# SHORT TASK
Copy out the lines that include the word "fact".

======== PROVIDED RECORDS ========

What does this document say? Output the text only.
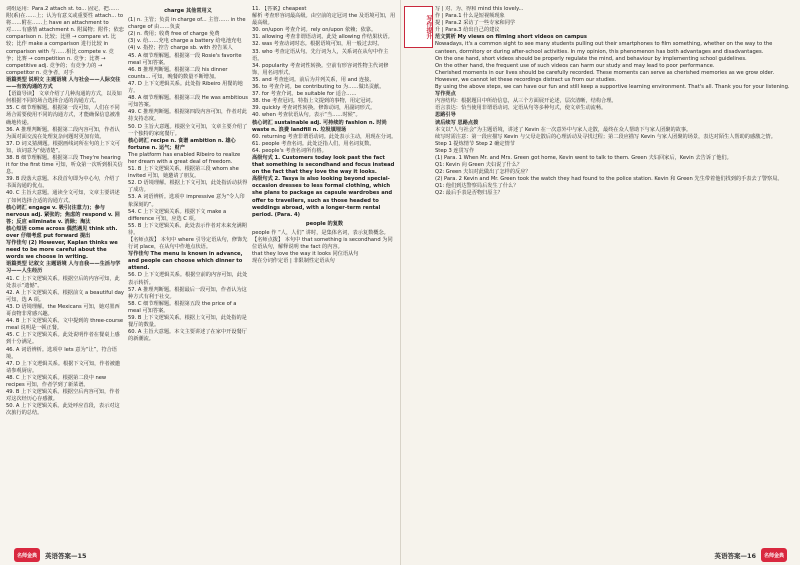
词组运用：Para.2 attach st. to... 固定，把……附(系)在……上；认为有意义或重要性 attach... to 将……附在……上 have an attachment to 对……有感情 attachment n. 附属物；附件；依恋

comparison n. 比较；比照 → compare vt. 比较；比作 make a comparison 进行比较 in comparison with 与……相比 compete v. 竞争；比赛 → competition n. 竞争；比赛 → competitive adj. 竞争的；有竞争力的 → competitor n. 竞争者，对手

语篇类型 说明文 主题语境 人与社会——人际交往——有效沟通的方式

【语篇导读】 文章介绍了几种沟通的方式，以及如何根据不同的场合选择合适的沟通方式。

35. C 细节理解题。根据第一段可知，人们在不同场合需要使用不同的沟通方式，才能确保信息被准确地传递。

36. A 推理判断题。根据第二段内容可知，作者认为面对面交流在处理复杂问题时更加有效。

37. D 词义猜测题。根据画线词所在句的上下文可知，该词意为“使清楚”。

38. B 细节理解题。根据第三段 They're hearing it for the first time 可知，听众第一次听到相关信息。

39. B 段落大意题。本段首句即为中心句，介绍了书面沟通的优点。

40. C 主旨大意题。通读全文可知，文章主要讲述了如何选择合适的沟通方式。

核心词汇 engage v. 吸引(注意力)；参与 nervous adj. 紧张的；焦虑的 respond v. 回答；反应 eliminate v. 消除；淘汰

核心短语 come across 偶然遇见 think sth. over 仔细考虑 put forward 提出

写作佳句 (2) However, Kaplan thinks we need to be more careful about the words we choose in writing.

语篇类型 记叙文 主题语境 人与自我——生活与学习——人生经历

41. C 上下文逻辑关系。根据空后的内容可知，此处表示“遗憾”。

42. A 上下文逻辑关系。根据前文 a beautiful day 可知，选 A 项。

43. D 语境理解。the Mexicans 可知，她对墨西哥食物非常感兴趣。

44. B 上下文逻辑关系。文中提到的 three-course meal 说明是一顿正餐。

45. C 上下文逻辑关系。此处说明作者在餐桌上感到十分满足。

46. A 词语辨析。选项中 lets 意为“让”，符合语境。

47. D 上下文逻辑关系。根据下文可知，作者被邀请参观厨房。

48. C 上下文逻辑关系。根据第二段中 new recipes 可知，作者学到了新菜谱。

49. B 上下文逻辑关系。根据空后内容可知，作者对这次经历心存感激。

50. A 上下文逻辑关系。此处呼应首段，表示对这次旅行的总结。

charge 其他常用义

(1) n. 主管；负责 in charge of... 主管…… in the charge of 由……负责

(2) n. 费用；收费 free of charge 免费

(3) v. 给……充电 charge a battery 给电池充电

(4) v. 指控；控告 charge sb. with 控告某人

45. A 细节理解题。根据第一段 Rosie's favorite meal 可知答案。

46. B 推理判断题。根据第二段 his dinner counts... 可知，晚餐的数量不断增加。

47. D 上下文逻辑关系。此处指 Ribeiro 用餐的地方。

48. A 细节理解题。根据第三段 He was ambitious 可知答案。

49. C 推理判断题。根据第四段内容可知，作者对此持支持态度。

50. D 主旨大意题。根据全文可知，文章主要介绍了一个独特的家庭餐厅。

核心词汇 recipe n. 食谱 ambition n. 雄心 fortune n. 运气；财产

The platform has enabled Ribeiro to realize her dream with a great deal of freedom.

51. B 上下文逻辑关系。根据第三段 whom she invited 可知，她邀请了朋友。

52. D 语境理解。根据上下文可知，此处指活动获得了成功。

53. A 词语辨析。选项中 impressive 意为“令人印象深刻的”。

54. C 上下文逻辑关系。根据下文 make a difference 可知，应选 C 项。

55. B 上下文逻辑关系。此处表示作者对未来充满期待。

【名师点拨】 本句中 where 引导定语从句，修饰先行词 place，在从句中作地点状语。

写作佳句 The menu is known in advance, and people can choose which dinner to attend.

56. D 上下文逻辑关系。根据空前的内容可知，此处表示转折。

57. A 推理判断题。根据最后一段可知，作者认为这种方式有利于社交。

58. C 细节理解题。根据第五段 the price of a meal 可知答案。

59. B 上下文逻辑关系。根据上文可知，此处指的是餐厅的数量。

60. A 主旨大意题。本文主要讲述了在家中开设餐厅的新潮流。

11. 【答案】cheapest

解析 考查形容词最高级。由空前的定冠词 the 及语境可知，用最高级。

30. on/upon 考查介词。rely on/upon 依赖；依靠。

31. allowing 考查非谓语动词。此处 allowing 作结果状语。

32. was 考查动词时态。根据语境可知，用一般过去时。

33. who 考查定语从句。先行词为人，关系词在从句中作主语。

34. popularity 考查词性转换。空前有形容词性物主代词修饰，用名词形式。

35. and 考查连词。前后为并列关系，用 and 连接。

36. to 考查介词。be contributing to 为……做出贡献。

37. for 考查介词。be suitable for 适合……

38. the 考查冠词。特指上文提到的事物，用定冠词。

39. quickly 考查词性转换。修饰动词，用副词形式。

40. when 考查状语从句。表示“当……时候”。

核心词汇 sustainable adj. 可持续的 fashion n. 时尚 waste n. 浪费 landfill n. 垃圾填埋场

60. returning 考查非谓语动词。此处表示主动，用现在分词。

61. people 考查名词。此处泛指人们，用名词复数。

64. people's 考查名词所有格。

高级句式 1. Customers today look past the fact that something is secondhand and focus instead on the fact that they love the way it looks.

高级句式 2. Tasya is also looking beyond special-occasion dresses to less formal clothing, which she plans to package as capsule wardrobes and offer to travellers, such as those headed to weddings abroad, with a longer-term rental period. (Para. 4)

people 的复数

people 作 “人，人们” 讲时，是集体名词，表示复数概念。

【名师点拨】 本句中 that something is secondhand 为同位语从句，解释说明 the fact 的内容。

that they love the way it looks 同位语从句

现在分词作定语 | 非限制性定语从句

名师金典	英语答案—15
写作提升

写 | 对、为、得和 mind this lovely...

作 | Para.1 什么是短视频现象

提 | Para.2 采访了一些专家和同学

升 | Para.3 给出自己的建议

范文赏析 My views on filming short videos on campus

Nowadays, it's a common sight to see many students pulling out their smartphones to film something, whether on the way to the canteen, dormitory or during after-school activities. In my opinion, this phenomenon has both advantages and disadvantages.

On the one hand, short videos should be properly regulate the mind, and behaviour by implementing school guidelines.

On the other hand, the frequent use of such videos can harm our study and may lead to poor performance.

Cherished moments in our lives should be carefully recorded. These moments can serve as cherished memories as we grow older. However, we cannot let these recordings distract us from our studies.

By using the above steps, we can have our fun and still keep a supportive learning environment. That's all. Thank you for your listening.

写作亮点

内容结构：根据题目中所给信息，从三个方面展开论述，层次清晰，结构合理。

语言表达：恰当使用非谓语动词、定语从句等多种句式，使文章生动流畅。

思路引导

读后续写 思路点拨

本文以“人与社会”为主题语境，讲述了 Kevin 在一次意外中与家人走散，最终在众人帮助下与家人团聚的故事。

续写时需注意：第一段应描写 Kevin 与父母走散后的心理活动及寻找过程；第二段应描写 Kevin 与家人团聚的场景，表达对陌生人帮助的感激之情。

Step 1 提炼情节 Step 2 确定情节

Step 3 连贯写作

(1) Para. 1 When Mr. and Mrs. Green got home, Kevin went to talk to them. Green 夫妇回家后，Kevin 去告诉了他们。

Q1: Kevin 向 Green 夫妇说了什么？

Q2: Green 夫妇对此做出了怎样的反应？

(2) Para. 2 Kevin and Mr. Green took the watch they had found to the police station. Kevin 和 Green 先生带着他们找到的手表去了警察局。

Q1: 他们到达警察局后发生了什么？

Q2: 最后手表是否物归原主？

英语答案—16	名师金典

========

# EXERCISE OUTPUT
高级句式 1. Customers today look past the fact that something is secondhand and focus instead on the fact that they love the way it looks.
【名师点拨】 本句中 that something is secondhand 为同位语从句，解释说明 the fact 的内容。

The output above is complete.